Records that describe figures:

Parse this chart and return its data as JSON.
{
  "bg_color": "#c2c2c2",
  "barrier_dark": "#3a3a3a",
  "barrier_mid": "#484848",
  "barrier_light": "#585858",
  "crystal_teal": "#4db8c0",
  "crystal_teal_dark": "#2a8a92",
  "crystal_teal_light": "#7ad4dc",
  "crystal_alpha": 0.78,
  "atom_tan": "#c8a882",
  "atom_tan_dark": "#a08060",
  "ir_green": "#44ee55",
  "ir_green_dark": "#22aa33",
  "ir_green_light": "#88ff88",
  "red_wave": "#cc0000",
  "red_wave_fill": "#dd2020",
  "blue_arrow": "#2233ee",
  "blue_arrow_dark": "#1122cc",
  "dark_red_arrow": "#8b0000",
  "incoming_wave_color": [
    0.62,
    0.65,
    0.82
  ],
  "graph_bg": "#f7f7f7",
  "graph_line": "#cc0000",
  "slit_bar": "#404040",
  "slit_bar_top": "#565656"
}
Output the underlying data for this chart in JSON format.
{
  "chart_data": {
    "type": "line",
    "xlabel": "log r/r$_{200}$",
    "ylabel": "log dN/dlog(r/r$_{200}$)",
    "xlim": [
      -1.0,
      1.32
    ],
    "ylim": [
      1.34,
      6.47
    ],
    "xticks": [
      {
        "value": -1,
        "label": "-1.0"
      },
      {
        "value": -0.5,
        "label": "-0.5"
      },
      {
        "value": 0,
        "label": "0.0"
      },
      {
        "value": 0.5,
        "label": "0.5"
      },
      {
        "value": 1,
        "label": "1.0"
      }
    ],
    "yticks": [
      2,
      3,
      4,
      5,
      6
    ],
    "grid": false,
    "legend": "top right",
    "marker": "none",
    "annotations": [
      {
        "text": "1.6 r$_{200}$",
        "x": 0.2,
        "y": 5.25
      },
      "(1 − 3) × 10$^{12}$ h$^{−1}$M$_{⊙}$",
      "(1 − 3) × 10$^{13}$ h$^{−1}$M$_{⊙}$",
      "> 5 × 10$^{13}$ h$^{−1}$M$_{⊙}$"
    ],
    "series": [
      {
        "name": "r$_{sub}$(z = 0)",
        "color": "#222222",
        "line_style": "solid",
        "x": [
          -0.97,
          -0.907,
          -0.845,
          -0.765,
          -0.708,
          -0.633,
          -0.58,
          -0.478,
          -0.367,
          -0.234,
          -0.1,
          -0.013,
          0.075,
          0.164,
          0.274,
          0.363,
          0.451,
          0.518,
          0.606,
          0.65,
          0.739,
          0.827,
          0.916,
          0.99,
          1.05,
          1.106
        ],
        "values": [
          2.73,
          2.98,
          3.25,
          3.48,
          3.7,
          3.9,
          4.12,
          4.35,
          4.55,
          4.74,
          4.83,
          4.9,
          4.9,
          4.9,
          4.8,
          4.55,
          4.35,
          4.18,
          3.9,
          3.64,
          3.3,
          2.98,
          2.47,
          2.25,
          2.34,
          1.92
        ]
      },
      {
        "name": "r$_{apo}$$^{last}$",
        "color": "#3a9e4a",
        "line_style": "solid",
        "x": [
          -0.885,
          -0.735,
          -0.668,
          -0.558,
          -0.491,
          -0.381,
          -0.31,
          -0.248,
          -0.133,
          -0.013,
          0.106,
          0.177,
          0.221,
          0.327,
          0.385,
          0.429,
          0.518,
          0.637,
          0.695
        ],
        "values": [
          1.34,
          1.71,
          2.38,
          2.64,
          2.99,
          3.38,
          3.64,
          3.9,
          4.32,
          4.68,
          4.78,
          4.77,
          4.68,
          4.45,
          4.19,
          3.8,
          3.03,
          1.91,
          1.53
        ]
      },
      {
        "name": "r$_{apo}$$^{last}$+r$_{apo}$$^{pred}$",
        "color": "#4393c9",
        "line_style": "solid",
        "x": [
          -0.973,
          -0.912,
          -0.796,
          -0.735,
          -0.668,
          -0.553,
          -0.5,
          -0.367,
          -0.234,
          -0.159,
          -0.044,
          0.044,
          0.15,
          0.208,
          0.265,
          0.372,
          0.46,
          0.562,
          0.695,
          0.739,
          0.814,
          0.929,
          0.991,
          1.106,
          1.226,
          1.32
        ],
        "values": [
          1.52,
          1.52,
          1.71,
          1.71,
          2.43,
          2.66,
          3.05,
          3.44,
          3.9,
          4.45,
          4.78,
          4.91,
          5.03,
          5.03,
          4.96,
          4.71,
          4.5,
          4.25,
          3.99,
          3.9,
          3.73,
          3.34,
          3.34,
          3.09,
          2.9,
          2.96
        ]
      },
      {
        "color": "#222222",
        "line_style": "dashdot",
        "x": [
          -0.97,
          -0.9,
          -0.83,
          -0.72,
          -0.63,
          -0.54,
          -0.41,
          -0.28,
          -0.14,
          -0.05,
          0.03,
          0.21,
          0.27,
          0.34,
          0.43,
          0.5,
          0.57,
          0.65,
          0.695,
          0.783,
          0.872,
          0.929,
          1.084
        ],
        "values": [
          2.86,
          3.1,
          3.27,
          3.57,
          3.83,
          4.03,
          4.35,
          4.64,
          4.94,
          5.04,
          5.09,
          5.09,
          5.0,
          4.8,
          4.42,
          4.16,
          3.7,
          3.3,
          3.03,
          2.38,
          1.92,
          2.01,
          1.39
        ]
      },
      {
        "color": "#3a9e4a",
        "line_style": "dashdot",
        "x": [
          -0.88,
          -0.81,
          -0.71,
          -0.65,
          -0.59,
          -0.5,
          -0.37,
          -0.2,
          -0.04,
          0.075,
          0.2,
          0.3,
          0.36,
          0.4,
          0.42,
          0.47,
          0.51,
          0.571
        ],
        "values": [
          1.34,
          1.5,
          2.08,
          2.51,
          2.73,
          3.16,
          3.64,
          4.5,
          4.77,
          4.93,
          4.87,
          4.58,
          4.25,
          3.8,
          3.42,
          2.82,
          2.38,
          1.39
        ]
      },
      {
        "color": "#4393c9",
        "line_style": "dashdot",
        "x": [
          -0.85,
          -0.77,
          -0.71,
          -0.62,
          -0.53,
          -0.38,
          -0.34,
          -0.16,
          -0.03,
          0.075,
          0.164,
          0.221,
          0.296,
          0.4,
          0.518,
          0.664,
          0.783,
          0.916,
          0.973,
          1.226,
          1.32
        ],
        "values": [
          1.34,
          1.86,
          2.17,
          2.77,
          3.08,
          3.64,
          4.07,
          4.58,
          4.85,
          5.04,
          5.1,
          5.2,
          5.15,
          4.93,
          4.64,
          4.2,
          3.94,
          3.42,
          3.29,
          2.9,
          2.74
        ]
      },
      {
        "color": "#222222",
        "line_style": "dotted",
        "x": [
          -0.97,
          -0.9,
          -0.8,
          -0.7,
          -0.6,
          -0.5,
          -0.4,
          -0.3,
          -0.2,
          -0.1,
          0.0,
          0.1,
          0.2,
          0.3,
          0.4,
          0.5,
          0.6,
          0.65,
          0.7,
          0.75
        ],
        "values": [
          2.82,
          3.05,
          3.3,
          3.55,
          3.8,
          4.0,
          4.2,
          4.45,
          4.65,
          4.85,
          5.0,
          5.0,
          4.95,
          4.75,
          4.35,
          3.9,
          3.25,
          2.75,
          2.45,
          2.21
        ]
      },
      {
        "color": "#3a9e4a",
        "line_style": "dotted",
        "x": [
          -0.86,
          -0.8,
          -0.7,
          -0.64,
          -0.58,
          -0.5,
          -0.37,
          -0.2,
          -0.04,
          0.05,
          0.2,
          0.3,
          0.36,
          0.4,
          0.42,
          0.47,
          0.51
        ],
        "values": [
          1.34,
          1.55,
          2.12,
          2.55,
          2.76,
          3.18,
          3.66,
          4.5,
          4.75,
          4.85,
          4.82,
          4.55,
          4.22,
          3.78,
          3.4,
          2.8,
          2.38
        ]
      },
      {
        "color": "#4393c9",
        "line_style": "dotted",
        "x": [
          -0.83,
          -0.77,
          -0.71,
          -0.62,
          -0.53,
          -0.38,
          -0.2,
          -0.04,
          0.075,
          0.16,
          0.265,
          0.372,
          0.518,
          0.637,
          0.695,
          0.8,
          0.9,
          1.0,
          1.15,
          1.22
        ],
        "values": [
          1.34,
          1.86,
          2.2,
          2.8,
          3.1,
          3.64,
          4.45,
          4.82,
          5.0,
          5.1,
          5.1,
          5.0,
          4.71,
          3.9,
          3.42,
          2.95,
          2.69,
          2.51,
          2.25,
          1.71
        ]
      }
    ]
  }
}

#### [STATED GOAL]
Scan the listing above for the word "JSON" and show each line where it is found.

#### [WORKED SOLUTION]
Parse this chart and return its data as JSON.
Output the underlying data for this chart in JSON format.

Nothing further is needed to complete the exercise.